* [Work required]:
Find the lines holding "algorithms" and copy them.

* [Data for this task]:

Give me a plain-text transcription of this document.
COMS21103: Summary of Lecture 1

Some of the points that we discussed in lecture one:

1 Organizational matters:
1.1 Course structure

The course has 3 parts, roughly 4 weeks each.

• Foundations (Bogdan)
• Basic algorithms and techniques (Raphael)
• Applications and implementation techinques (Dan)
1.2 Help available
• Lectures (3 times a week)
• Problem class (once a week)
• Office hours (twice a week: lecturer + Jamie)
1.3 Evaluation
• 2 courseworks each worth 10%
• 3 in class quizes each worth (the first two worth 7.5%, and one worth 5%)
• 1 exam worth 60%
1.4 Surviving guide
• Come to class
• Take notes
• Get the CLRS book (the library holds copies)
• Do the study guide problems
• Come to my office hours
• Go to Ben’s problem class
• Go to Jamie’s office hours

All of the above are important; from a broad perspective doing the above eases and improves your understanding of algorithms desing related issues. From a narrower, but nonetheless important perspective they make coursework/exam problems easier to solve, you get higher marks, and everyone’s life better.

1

* [Finished exercise]:
• Basic algorithms and techniques (Raphael)
All of the above are important; from a broad perspective doing the above eases and improves your understanding of algorithms desing related issues. From a narrower, but nonetheless important perspective they make coursework/exam problems easier to solve, you get higher marks, and everyone’s life better.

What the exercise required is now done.